• Your task:
Repeat all the material exactly; pictures stay out of your copy.

● ● ● ●

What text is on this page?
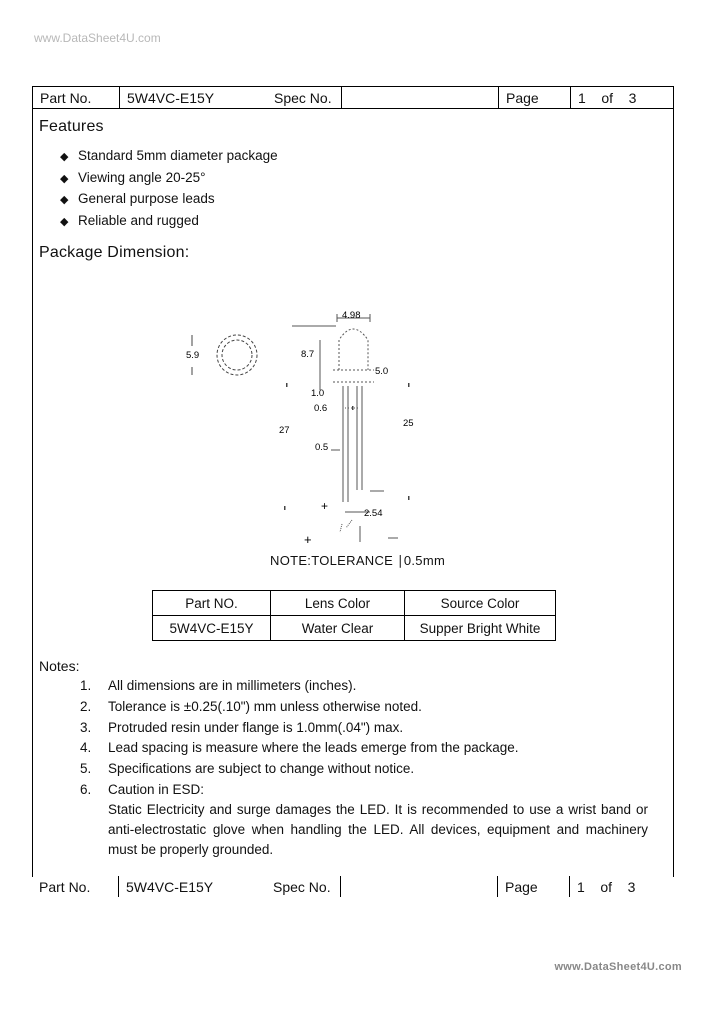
www.DataSheet4U.com
Part No.	5W4VC-E15Y	Spec No.		Page	1 of 3
Features
◆ Standard 5mm diameter package
◆ Viewing angle 20-25°
◆ General purpose leads
◆ Reliable and rugged
Package Dimension:
5.9
4.98
8.7
5.0
1.0
0.6
27
25
0.5
2.54
+
+
NOTE:TOLERANCE ∣0.5mm
Part NO.	Lens Color	Source Color
5W4VC-E15Y	Water Clear	Supper Bright White
Notes:
1.	All dimensions are in millimeters (inches).
2.	Tolerance is ±0.25(.10") mm unless otherwise noted.
3.	Protruded resin under flange is 1.0mm(.04") max.
4.	Lead spacing is measure where the leads emerge from the package.
5.	Specifications are subject to change without notice.
6.	Caution in ESD:
Static Electricity and surge damages the LED. It is recommended to use a wrist band or anti-electrostatic glove when handling the LED. All devices, equipment and machinery must be properly grounded.
Part No.	5W4VC-E15Y	Spec No.		Page	1 of 3
www.DataSheet4U.com
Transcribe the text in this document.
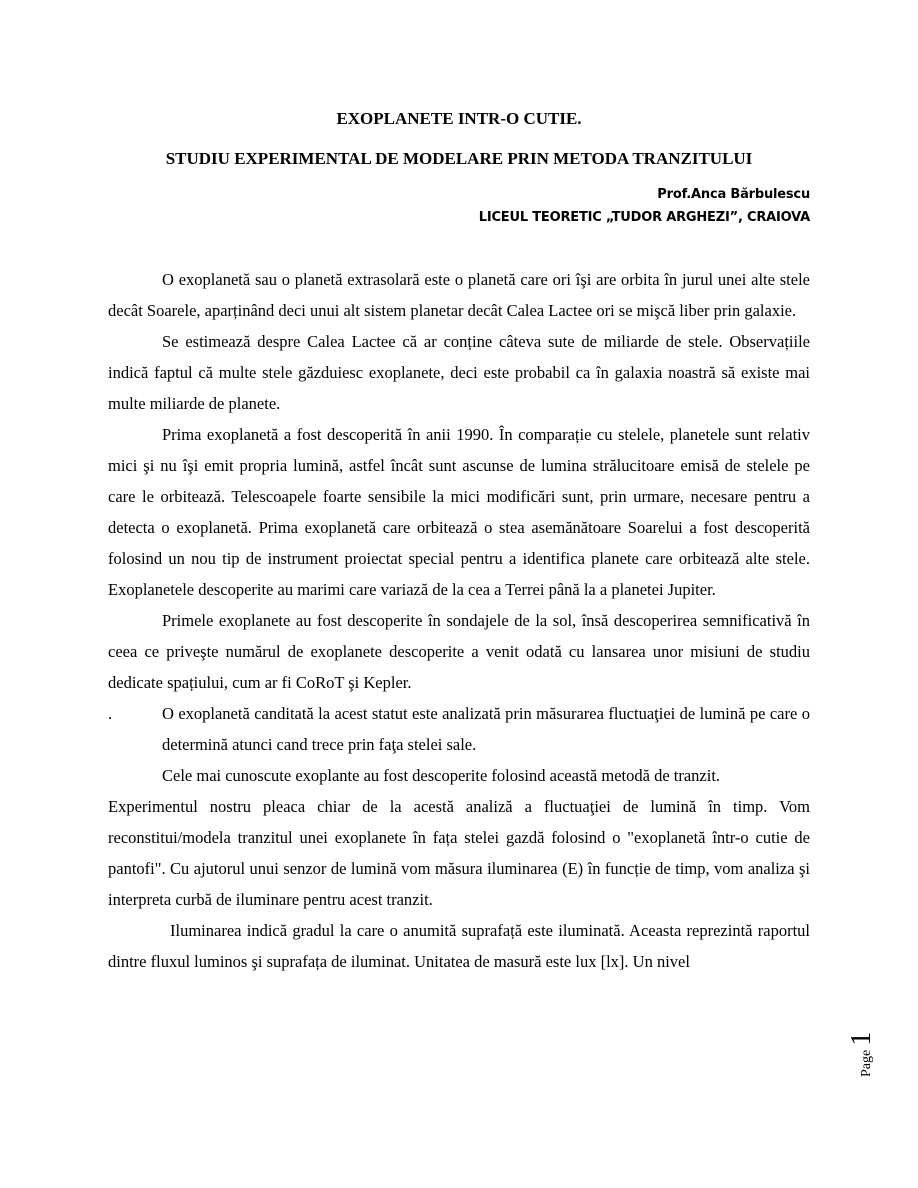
EXOPLANETE INTR-O CUTIE.
STUDIU EXPERIMENTAL DE MODELARE PRIN METODA TRANZITULUI
Prof.Anca Bărbulescu
LICEUL TEORETIC „TUDOR ARGHEZI”, CRAIOVA

O exoplanetă sau o planetă extrasolară este o planetă care ori îşi are orbita în jurul unei alte stele decât Soarele, aparținând deci unui alt sistem planetar decât Calea Lactee ori se mişcă liber prin galaxie.

Se estimează despre Calea Lactee că ar conține câteva sute de miliarde de stele. Observațiile indică faptul că multe stele găzduiesc exoplanete, deci este probabil ca în galaxia noastră să existe mai multe miliarde de planete.

Prima exoplanetă a fost descoperită în anii 1990. În comparație cu stelele, planetele sunt relativ mici şi nu îşi emit propria lumină, astfel încât sunt ascunse de lumina strălucitoare emisă de stelele pe care le orbitează. Telescoapele foarte sensibile la mici modificări sunt, prin urmare, necesare pentru a detecta o exoplanetă. Prima exoplanetă care orbitează o stea asemănătoare Soarelui a fost descoperită folosind un nou tip de instrument proiectat special pentru a identifica planete care orbitează alte stele. Exoplanetele descoperite au marimi care variază de la cea a Terrei până la a planetei Jupiter.

Primele exoplanete au fost descoperite în sondajele de la sol, însă descoperirea semnificativă în ceea ce priveşte numărul de exoplanete descoperite a venit odată cu lansarea unor misiuni de studiu dedicate spațiului, cum ar fi CoRoT şi Kepler.

.	O exoplanetă canditată la acest statut este analizată prin măsurarea fluctuaţiei de lumină pe care o determină atunci cand trece prin faţa stelei sale.

Cele mai cunoscute exoplante au fost descoperite folosind această metodă de tranzit.

Experimentul nostru pleaca chiar de la acestă analiză a fluctuaţiei de lumină în timp. Vom reconstitui/modela tranzitul unei exoplanete în fața stelei gazdă folosind o "exoplanetă într-o cutie de pantofi". Cu ajutorul unui senzor de lumină vom măsura iluminarea (E) în funcție de timp, vom analiza şi interpreta curbă de iluminare pentru acest tranzit.

Iluminarea indică gradul la care o anumită suprafață este iluminată. Aceasta reprezintă raportul dintre fluxul luminos şi suprafața de iluminat. Unitatea de masură este lux [lx]. Un nivel

Page 1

● ● ● ●

• Result:
What text is on this page?
www.DataSheet4U.com
Part No.	5W4VC-E15Y	Spec No.		Page	1 of 3
Features
◆ Standard 5mm diameter package
◆ Viewing angle 20-25°
◆ General purpose leads
◆ Reliable and rugged
Package Dimension:
5.9
4.98
8.7
5.0
1.0
0.6
27
25
0.5
2.54
+
+
NOTE:TOLERANCE ∣0.5mm
Part NO.	Lens Color	Source Color
5W4VC-E15Y	Water Clear	Supper Bright White
Notes:
1.	All dimensions are in millimeters (inches).
2.	Tolerance is ±0.25(.10") mm unless otherwise noted.
3.	Protruded resin under flange is 1.0mm(.04") max.
4.	Lead spacing is measure where the leads emerge from the package.
5.	Specifications are subject to change without notice.
6.	Caution in ESD:
Static Electricity and surge damages the LED. It is recommended to use a wrist band or anti-electrostatic glove when handling the LED. All devices, equipment and machinery must be properly grounded.
Part No.	5W4VC-E15Y	Spec No.		Page	1 of 3
www.DataSheet4U.com
Transcribe the text in this document.
EXOPLANETE INTR-O CUTIE.
STUDIU EXPERIMENTAL DE MODELARE PRIN METODA TRANZITULUI
Prof.Anca Bărbulescu
LICEUL TEORETIC „TUDOR ARGHEZI”, CRAIOVA

O exoplanetă sau o planetă extrasolară este o planetă care ori îşi are orbita în jurul unei alte stele decât Soarele, aparținând deci unui alt sistem planetar decât Calea Lactee ori se mişcă liber prin galaxie.

Se estimează despre Calea Lactee că ar conține câteva sute de miliarde de stele. Observațiile indică faptul că multe stele găzduiesc exoplanete, deci este probabil ca în galaxia noastră să existe mai multe miliarde de planete.

Prima exoplanetă a fost descoperită în anii 1990. În comparație cu stelele, planetele sunt relativ mici şi nu îşi emit propria lumină, astfel încât sunt ascunse de lumina strălucitoare emisă de stelele pe care le orbitează. Telescoapele foarte sensibile la mici modificări sunt, prin urmare, necesare pentru a detecta o exoplanetă. Prima exoplanetă care orbitează o stea asemănătoare Soarelui a fost descoperită folosind un nou tip de instrument proiectat special pentru a identifica planete care orbitează alte stele. Exoplanetele descoperite au marimi care variază de la cea a Terrei până la a planetei Jupiter.

Primele exoplanete au fost descoperite în sondajele de la sol, însă descoperirea semnificativă în ceea ce priveşte numărul de exoplanete descoperite a venit odată cu lansarea unor misiuni de studiu dedicate spațiului, cum ar fi CoRoT şi Kepler.

.	O exoplanetă canditată la acest statut este analizată prin măsurarea fluctuaţiei de lumină pe care o determină atunci cand trece prin faţa stelei sale.

Cele mai cunoscute exoplante au fost descoperite folosind această metodă de tranzit.

Experimentul nostru pleaca chiar de la acestă analiză a fluctuaţiei de lumină în timp. Vom reconstitui/modela tranzitul unei exoplanete în fața stelei gazdă folosind o "exoplanetă într-o cutie de pantofi". Cu ajutorul unui senzor de lumină vom măsura iluminarea (E) în funcție de timp, vom analiza şi interpreta curbă de iluminare pentru acest tranzit.

Iluminarea indică gradul la care o anumită suprafață este iluminată. Aceasta reprezintă raportul dintre fluxul luminos şi suprafața de iluminat. Unitatea de masură este lux [lx]. Un nivel

Page 1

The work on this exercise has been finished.